■ GIVEN INSTRUCTION
Send back all the data below, exactly as given.

***** DATASET

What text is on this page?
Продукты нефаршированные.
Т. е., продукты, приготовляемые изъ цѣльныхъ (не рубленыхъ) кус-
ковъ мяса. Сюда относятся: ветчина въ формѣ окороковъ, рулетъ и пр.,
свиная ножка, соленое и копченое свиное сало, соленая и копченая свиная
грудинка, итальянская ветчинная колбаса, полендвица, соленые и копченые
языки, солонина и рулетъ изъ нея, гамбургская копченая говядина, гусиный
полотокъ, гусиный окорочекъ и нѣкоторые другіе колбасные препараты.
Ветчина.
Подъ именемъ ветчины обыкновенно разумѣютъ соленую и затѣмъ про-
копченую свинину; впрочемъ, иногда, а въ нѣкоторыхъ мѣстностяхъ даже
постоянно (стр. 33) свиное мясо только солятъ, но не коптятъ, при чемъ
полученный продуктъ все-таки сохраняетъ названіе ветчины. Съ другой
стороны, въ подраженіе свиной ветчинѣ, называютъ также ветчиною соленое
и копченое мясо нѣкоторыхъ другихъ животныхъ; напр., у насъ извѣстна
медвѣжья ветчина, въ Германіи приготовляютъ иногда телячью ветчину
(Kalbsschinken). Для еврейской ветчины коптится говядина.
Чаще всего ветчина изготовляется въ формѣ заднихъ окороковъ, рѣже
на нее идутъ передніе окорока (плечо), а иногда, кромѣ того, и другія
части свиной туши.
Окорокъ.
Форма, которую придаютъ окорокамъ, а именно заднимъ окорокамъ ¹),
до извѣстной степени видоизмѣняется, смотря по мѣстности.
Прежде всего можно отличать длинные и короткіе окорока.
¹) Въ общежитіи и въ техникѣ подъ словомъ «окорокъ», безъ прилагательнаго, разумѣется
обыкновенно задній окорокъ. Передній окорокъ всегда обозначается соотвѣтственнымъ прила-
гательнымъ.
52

**********

■ THE OUTPUT
What text is on this page?
Продукты нефаршированные.
Т. е., продукты, приготовляемые изъ цѣльныхъ (не рубленыхъ) кус-
ковъ мяса. Сюда относятся: ветчина въ формѣ окороковъ, рулетъ и пр.,
свиная ножка, соленое и копченое свиное сало, соленая и копченая свиная
грудинка, итальянская ветчинная колбаса, полендвица, соленые и копченые
языки, солонина и рулетъ изъ нея, гамбургская копченая говядина, гусиный
полотокъ, гусиный окорочекъ и нѣкоторые другіе колбасные препараты.
Ветчина.
Подъ именемъ ветчины обыкновенно разумѣютъ соленую и затѣмъ про-
копченую свинину; впрочемъ, иногда, а въ нѣкоторыхъ мѣстностяхъ даже
постоянно (стр. 33) свиное мясо только солятъ, но не коптятъ, при чемъ
полученный продуктъ все-таки сохраняетъ названіе ветчины. Съ другой
стороны, въ подраженіе свиной ветчинѣ, называютъ также ветчиною соленое
и копченое мясо нѣкоторыхъ другихъ животныхъ; напр., у насъ извѣстна
медвѣжья ветчина, въ Германіи приготовляютъ иногда телячью ветчину
(Kalbsschinken). Для еврейской ветчины коптится говядина.
Чаще всего ветчина изготовляется въ формѣ заднихъ окороковъ, рѣже
на нее идутъ передніе окорока (плечо), а иногда, кромѣ того, и другія
части свиной туши.
Окорокъ.
Форма, которую придаютъ окорокамъ, а именно заднимъ окорокамъ ¹),
до извѣстной степени видоизмѣняется, смотря по мѣстности.
Прежде всего можно отличать длинные и короткіе окорока.
¹) Въ общежитіи и въ техникѣ подъ словомъ «окорокъ», безъ прилагательнаго, разумѣется
обыкновенно задній окорокъ. Передній окорокъ всегда обозначается соотвѣтственнымъ прила-
гательнымъ.
52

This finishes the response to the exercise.